Collected data entries

───

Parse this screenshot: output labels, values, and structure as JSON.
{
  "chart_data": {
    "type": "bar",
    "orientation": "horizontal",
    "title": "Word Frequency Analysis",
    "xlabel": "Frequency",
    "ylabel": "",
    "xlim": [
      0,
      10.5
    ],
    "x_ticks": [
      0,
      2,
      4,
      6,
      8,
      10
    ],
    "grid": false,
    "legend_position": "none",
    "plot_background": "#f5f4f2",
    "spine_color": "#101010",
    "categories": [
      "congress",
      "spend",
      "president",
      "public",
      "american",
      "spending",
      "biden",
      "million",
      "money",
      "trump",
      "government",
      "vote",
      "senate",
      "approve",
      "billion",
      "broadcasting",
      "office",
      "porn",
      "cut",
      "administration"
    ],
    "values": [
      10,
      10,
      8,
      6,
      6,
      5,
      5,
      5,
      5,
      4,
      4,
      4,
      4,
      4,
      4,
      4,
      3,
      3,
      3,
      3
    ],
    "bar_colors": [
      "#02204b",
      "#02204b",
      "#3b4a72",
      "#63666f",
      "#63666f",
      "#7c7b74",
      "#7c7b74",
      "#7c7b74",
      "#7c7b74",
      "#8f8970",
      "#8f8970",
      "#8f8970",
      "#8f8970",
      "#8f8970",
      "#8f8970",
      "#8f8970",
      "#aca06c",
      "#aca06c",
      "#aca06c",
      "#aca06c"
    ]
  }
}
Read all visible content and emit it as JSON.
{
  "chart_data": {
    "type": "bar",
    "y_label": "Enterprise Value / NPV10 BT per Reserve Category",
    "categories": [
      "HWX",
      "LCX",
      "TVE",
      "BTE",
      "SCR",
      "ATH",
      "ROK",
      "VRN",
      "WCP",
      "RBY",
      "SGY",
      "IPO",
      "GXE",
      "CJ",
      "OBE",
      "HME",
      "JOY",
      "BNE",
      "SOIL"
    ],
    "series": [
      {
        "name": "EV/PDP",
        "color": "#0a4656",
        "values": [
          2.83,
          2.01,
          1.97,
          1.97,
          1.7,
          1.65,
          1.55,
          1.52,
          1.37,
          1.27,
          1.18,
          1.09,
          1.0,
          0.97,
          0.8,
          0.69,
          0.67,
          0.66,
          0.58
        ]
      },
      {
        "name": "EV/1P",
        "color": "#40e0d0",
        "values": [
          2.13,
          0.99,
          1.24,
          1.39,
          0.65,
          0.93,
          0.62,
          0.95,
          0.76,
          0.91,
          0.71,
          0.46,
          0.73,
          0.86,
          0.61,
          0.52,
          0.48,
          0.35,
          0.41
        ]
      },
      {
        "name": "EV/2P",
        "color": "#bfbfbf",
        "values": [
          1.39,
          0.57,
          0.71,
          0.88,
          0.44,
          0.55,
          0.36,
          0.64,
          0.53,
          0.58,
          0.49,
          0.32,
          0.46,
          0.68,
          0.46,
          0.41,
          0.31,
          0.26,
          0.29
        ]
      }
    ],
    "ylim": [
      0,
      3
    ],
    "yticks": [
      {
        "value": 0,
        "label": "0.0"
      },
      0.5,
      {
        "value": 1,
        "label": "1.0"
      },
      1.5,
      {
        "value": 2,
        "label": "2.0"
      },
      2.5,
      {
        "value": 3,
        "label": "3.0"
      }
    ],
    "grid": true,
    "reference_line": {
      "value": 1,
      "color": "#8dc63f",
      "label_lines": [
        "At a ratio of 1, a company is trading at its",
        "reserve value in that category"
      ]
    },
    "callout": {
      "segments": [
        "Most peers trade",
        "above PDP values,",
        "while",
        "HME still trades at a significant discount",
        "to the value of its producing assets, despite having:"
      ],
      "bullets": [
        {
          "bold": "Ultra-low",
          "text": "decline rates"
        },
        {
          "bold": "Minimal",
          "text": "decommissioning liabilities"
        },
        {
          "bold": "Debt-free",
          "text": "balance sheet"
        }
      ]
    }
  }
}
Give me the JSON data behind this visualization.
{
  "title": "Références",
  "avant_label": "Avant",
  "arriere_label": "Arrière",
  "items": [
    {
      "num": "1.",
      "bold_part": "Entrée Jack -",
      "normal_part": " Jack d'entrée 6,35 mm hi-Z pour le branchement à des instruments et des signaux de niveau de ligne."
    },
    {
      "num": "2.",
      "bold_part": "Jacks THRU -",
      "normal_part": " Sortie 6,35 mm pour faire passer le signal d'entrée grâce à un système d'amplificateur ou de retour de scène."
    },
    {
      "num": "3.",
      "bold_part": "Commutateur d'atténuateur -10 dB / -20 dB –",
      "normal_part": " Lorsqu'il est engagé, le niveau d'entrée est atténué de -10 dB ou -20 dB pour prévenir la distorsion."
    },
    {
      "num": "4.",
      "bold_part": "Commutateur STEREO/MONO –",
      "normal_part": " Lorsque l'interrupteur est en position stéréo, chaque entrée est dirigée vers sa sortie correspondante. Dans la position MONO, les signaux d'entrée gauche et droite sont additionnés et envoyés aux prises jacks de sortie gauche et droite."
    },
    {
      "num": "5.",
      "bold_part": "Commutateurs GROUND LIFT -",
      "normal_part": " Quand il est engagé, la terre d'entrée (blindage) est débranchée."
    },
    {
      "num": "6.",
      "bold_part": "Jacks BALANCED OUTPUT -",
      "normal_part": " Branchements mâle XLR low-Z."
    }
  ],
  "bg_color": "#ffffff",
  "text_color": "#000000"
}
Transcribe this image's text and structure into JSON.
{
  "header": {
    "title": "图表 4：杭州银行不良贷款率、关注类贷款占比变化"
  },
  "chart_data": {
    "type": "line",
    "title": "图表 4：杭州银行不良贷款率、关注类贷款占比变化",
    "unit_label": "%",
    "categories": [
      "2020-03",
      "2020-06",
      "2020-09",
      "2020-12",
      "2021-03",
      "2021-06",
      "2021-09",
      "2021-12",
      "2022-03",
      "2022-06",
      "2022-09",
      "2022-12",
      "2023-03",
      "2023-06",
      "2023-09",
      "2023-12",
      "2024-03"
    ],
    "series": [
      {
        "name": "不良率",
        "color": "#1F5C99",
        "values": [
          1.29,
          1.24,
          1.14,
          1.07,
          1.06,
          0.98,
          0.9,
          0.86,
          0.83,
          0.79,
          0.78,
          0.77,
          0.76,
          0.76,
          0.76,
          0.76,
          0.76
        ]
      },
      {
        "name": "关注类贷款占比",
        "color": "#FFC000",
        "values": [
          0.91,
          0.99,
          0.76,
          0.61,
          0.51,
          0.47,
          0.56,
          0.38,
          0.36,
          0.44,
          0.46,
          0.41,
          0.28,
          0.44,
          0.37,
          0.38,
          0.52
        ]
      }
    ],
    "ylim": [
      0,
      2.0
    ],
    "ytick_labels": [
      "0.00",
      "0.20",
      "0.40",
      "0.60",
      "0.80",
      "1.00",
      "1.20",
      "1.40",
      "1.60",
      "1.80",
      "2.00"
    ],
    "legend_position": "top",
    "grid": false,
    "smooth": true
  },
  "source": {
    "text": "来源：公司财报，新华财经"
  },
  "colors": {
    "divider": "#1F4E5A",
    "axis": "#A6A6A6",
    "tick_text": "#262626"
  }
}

───

PROBLEM TO WORK ON ▸ Copy out all lines above that include the string "niveau".

FULL RESPONSE ▸
      "normal_part": " Jack d'entrée 6,35 mm hi-Z pour le branchement à des instruments et des signaux de niveau de ligne."
      "normal_part": " Lorsqu'il est engagé, le niveau d'entrée est atténué de -10 dB ou -20 dB pour prévenir la distorsion."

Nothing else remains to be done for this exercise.